> [Exercise requirements]
Write out the whole listing again, exactly.

> [Records for processing]
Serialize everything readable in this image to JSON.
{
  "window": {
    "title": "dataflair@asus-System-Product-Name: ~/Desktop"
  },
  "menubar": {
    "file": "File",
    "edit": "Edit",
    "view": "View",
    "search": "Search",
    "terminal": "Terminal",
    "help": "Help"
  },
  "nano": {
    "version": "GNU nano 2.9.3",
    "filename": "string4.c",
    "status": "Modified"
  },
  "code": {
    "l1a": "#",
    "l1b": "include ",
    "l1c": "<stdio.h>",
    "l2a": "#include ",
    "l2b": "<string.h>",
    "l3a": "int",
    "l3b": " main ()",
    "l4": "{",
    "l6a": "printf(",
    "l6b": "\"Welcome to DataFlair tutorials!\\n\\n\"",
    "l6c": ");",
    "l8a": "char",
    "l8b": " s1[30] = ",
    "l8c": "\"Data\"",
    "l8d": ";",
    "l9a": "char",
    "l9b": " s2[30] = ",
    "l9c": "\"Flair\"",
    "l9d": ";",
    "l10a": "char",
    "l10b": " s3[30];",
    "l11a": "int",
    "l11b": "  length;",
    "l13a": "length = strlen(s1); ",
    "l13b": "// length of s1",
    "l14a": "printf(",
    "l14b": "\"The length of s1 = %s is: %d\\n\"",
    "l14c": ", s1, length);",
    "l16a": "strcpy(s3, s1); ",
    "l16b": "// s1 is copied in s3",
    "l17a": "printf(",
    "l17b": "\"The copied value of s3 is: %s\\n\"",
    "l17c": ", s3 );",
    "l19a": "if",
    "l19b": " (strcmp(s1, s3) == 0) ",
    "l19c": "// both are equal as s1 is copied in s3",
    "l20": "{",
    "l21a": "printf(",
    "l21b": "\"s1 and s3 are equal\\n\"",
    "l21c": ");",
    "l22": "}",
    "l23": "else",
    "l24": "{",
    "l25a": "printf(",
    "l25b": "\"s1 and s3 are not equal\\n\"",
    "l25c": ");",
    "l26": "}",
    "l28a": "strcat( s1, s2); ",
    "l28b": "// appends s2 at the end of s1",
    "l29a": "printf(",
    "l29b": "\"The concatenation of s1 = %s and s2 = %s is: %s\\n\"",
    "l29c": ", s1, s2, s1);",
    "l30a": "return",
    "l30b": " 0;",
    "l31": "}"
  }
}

> [Result of the task]
Serialize everything readable in this image to JSON.
{
  "window": {
    "title": "dataflair@asus-System-Product-Name: ~/Desktop"
  },
  "menubar": {
    "file": "File",
    "edit": "Edit",
    "view": "View",
    "search": "Search",
    "terminal": "Terminal",
    "help": "Help"
  },
  "nano": {
    "version": "GNU nano 2.9.3",
    "filename": "string4.c",
    "status": "Modified"
  },
  "code": {
    "l1a": "#",
    "l1b": "include ",
    "l1c": "<stdio.h>",
    "l2a": "#include ",
    "l2b": "<string.h>",
    "l3a": "int",
    "l3b": " main ()",
    "l4": "{",
    "l6a": "printf(",
    "l6b": "\"Welcome to DataFlair tutorials!\\n\\n\"",
    "l6c": ");",
    "l8a": "char",
    "l8b": " s1[30] = ",
    "l8c": "\"Data\"",
    "l8d": ";",
    "l9a": "char",
    "l9b": " s2[30] = ",
    "l9c": "\"Flair\"",
    "l9d": ";",
    "l10a": "char",
    "l10b": " s3[30];",
    "l11a": "int",
    "l11b": "  length;",
    "l13a": "length = strlen(s1); ",
    "l13b": "// length of s1",
    "l14a": "printf(",
    "l14b": "\"The length of s1 = %s is: %d\\n\"",
    "l14c": ", s1, length);",
    "l16a": "strcpy(s3, s1); ",
    "l16b": "// s1 is copied in s3",
    "l17a": "printf(",
    "l17b": "\"The copied value of s3 is: %s\\n\"",
    "l17c": ", s3 );",
    "l19a": "if",
    "l19b": " (strcmp(s1, s3) == 0) ",
    "l19c": "// both are equal as s1 is copied in s3",
    "l20": "{",
    "l21a": "printf(",
    "l21b": "\"s1 and s3 are equal\\n\"",
    "l21c": ");",
    "l22": "}",
    "l23": "else",
    "l24": "{",
    "l25a": "printf(",
    "l25b": "\"s1 and s3 are not equal\\n\"",
    "l25c": ");",
    "l26": "}",
    "l28a": "strcat( s1, s2); ",
    "l28b": "// appends s2 at the end of s1",
    "l29a": "printf(",
    "l29b": "\"The concatenation of s1 = %s and s2 = %s is: %s\\n\"",
    "l29c": ", s1, s2, s1);",
    "l30a": "return",
    "l30b": " 0;",
    "l31": "}"
  }
}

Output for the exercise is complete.